#### [Exercise goal]
Could you output each line of the data that follows exactly?

#### [Exercise inputs]
________________
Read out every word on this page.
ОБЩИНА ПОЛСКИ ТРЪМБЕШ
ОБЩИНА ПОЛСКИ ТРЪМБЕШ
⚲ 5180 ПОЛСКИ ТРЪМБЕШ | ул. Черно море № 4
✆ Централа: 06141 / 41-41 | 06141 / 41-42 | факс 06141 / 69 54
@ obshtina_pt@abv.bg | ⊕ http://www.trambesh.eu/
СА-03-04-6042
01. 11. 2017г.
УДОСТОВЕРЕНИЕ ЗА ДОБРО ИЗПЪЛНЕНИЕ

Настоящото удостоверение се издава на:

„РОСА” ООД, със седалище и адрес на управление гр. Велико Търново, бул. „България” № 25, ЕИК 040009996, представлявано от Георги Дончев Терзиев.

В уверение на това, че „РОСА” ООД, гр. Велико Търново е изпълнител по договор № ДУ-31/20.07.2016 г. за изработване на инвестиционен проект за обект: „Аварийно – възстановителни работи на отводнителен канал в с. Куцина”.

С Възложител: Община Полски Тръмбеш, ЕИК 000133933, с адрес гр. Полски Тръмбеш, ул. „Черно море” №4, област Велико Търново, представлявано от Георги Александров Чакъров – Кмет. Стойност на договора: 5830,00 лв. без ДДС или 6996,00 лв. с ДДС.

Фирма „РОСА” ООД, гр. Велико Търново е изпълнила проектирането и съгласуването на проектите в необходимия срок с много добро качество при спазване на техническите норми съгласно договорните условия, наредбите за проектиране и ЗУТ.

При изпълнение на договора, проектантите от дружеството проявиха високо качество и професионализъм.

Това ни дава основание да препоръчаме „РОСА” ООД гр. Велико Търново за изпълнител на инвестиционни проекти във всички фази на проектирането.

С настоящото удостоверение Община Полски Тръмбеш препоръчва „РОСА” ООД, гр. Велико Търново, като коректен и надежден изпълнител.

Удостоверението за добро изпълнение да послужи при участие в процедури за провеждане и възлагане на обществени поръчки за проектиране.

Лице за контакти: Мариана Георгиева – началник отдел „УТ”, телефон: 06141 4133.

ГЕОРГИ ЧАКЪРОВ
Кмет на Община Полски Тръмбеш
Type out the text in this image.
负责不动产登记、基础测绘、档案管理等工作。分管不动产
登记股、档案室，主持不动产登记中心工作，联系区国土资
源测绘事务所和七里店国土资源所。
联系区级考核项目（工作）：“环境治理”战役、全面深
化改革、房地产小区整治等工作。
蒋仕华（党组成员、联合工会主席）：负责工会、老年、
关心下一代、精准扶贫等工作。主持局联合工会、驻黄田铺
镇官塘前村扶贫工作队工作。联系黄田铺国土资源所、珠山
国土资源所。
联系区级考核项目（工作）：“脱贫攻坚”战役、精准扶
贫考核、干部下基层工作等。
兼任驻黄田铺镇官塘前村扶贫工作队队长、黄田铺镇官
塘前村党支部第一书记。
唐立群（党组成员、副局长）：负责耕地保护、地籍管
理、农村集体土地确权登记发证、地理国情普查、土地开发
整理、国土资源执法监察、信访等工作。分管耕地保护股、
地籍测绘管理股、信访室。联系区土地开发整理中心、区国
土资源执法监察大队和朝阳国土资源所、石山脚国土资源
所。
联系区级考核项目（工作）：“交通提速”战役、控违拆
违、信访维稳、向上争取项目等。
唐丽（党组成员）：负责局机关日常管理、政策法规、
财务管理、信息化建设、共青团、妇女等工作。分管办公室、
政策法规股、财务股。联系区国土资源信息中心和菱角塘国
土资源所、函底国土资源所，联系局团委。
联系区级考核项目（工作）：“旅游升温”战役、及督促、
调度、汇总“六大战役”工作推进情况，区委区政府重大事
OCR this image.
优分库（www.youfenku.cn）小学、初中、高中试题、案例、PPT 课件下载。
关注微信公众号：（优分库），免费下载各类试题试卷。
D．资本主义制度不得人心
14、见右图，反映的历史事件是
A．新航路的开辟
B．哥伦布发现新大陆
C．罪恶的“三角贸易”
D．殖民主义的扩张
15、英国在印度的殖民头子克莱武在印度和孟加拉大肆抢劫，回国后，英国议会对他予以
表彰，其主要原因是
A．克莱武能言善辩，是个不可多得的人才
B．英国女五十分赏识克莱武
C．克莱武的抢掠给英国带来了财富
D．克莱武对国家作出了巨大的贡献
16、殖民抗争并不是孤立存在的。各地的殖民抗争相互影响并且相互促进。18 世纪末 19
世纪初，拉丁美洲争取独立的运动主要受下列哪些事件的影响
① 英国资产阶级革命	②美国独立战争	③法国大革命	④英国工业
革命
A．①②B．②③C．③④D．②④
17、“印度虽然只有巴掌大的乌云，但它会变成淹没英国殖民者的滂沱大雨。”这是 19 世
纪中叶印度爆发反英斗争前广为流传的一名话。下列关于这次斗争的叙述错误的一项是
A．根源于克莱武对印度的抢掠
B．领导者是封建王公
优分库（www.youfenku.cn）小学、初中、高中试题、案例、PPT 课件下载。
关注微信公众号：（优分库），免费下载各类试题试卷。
________________
#### [Answer to this problem]
Read out every word on this page.
ОБЩИНА ПОЛСКИ ТРЪМБЕШ
ОБЩИНА ПОЛСКИ ТРЪМБЕШ
⚲ 5180 ПОЛСКИ ТРЪМБЕШ | ул. Черно море № 4
✆ Централа: 06141 / 41-41 | 06141 / 41-42 | факс 06141 / 69 54
@ obshtina_pt@abv.bg | ⊕ http://www.trambesh.eu/
СА-03-04-6042
01. 11. 2017г.
УДОСТОВЕРЕНИЕ ЗА ДОБРО ИЗПЪЛНЕНИЕ

Настоящото удостоверение се издава на:

„РОСА” ООД, със седалище и адрес на управление гр. Велико Търново, бул. „България” № 25, ЕИК 040009996, представлявано от Георги Дончев Терзиев.

В уверение на това, че „РОСА” ООД, гр. Велико Търново е изпълнител по договор № ДУ-31/20.07.2016 г. за изработване на инвестиционен проект за обект: „Аварийно – възстановителни работи на отводнителен канал в с. Куцина”.

С Възложител: Община Полски Тръмбеш, ЕИК 000133933, с адрес гр. Полски Тръмбеш, ул. „Черно море” №4, област Велико Търново, представлявано от Георги Александров Чакъров – Кмет. Стойност на договора: 5830,00 лв. без ДДС или 6996,00 лв. с ДДС.

Фирма „РОСА” ООД, гр. Велико Търново е изпълнила проектирането и съгласуването на проектите в необходимия срок с много добро качество при спазване на техническите норми съгласно договорните условия, наредбите за проектиране и ЗУТ.

При изпълнение на договора, проектантите от дружеството проявиха високо качество и професионализъм.

Това ни дава основание да препоръчаме „РОСА” ООД гр. Велико Търново за изпълнител на инвестиционни проекти във всички фази на проектирането.

С настоящото удостоверение Община Полски Тръмбеш препоръчва „РОСА” ООД, гр. Велико Търново, като коректен и надежден изпълнител.

Удостоверението за добро изпълнение да послужи при участие в процедури за провеждане и възлагане на обществени поръчки за проектиране.

Лице за контакти: Мариана Георгиева – началник отдел „УТ”, телефон: 06141 4133.

ГЕОРГИ ЧАКЪРОВ
Кмет на Община Полски Тръмбеш
Type out the text in this image.
负责不动产登记、基础测绘、档案管理等工作。分管不动产
登记股、档案室，主持不动产登记中心工作，联系区国土资
源测绘事务所和七里店国土资源所。
联系区级考核项目（工作）：“环境治理”战役、全面深
化改革、房地产小区整治等工作。
蒋仕华（党组成员、联合工会主席）：负责工会、老年、
关心下一代、精准扶贫等工作。主持局联合工会、驻黄田铺
镇官塘前村扶贫工作队工作。联系黄田铺国土资源所、珠山
国土资源所。
联系区级考核项目（工作）：“脱贫攻坚”战役、精准扶
贫考核、干部下基层工作等。
兼任驻黄田铺镇官塘前村扶贫工作队队长、黄田铺镇官
塘前村党支部第一书记。
唐立群（党组成员、副局长）：负责耕地保护、地籍管
理、农村集体土地确权登记发证、地理国情普查、土地开发
整理、国土资源执法监察、信访等工作。分管耕地保护股、
地籍测绘管理股、信访室。联系区土地开发整理中心、区国
土资源执法监察大队和朝阳国土资源所、石山脚国土资源
所。
联系区级考核项目（工作）：“交通提速”战役、控违拆
违、信访维稳、向上争取项目等。
唐丽（党组成员）：负责局机关日常管理、政策法规、
财务管理、信息化建设、共青团、妇女等工作。分管办公室、
政策法规股、财务股。联系区国土资源信息中心和菱角塘国
土资源所、函底国土资源所，联系局团委。
联系区级考核项目（工作）：“旅游升温”战役、及督促、
调度、汇总“六大战役”工作推进情况，区委区政府重大事
OCR this image.
优分库（www.youfenku.cn）小学、初中、高中试题、案例、PPT 课件下载。
关注微信公众号：（优分库），免费下载各类试题试卷。
D．资本主义制度不得人心
14、见右图，反映的历史事件是
A．新航路的开辟
B．哥伦布发现新大陆
C．罪恶的“三角贸易”
D．殖民主义的扩张
15、英国在印度的殖民头子克莱武在印度和孟加拉大肆抢劫，回国后，英国议会对他予以
表彰，其主要原因是
A．克莱武能言善辩，是个不可多得的人才
B．英国女五十分赏识克莱武
C．克莱武的抢掠给英国带来了财富
D．克莱武对国家作出了巨大的贡献
16、殖民抗争并不是孤立存在的。各地的殖民抗争相互影响并且相互促进。18 世纪末 19
世纪初，拉丁美洲争取独立的运动主要受下列哪些事件的影响
① 英国资产阶级革命	②美国独立战争	③法国大革命	④英国工业
革命
A．①②B．②③C．③④D．②④
17、“印度虽然只有巴掌大的乌云，但它会变成淹没英国殖民者的滂沱大雨。”这是 19 世
纪中叶印度爆发反英斗争前广为流传的一名话。下列关于这次斗争的叙述错误的一项是
A．根源于克莱武对印度的抢掠
B．领导者是封建王公
优分库（www.youfenku.cn）小学、初中、高中试题、案例、PPT 课件下载。
关注微信公众号：（优分库），免费下载各类试题试卷。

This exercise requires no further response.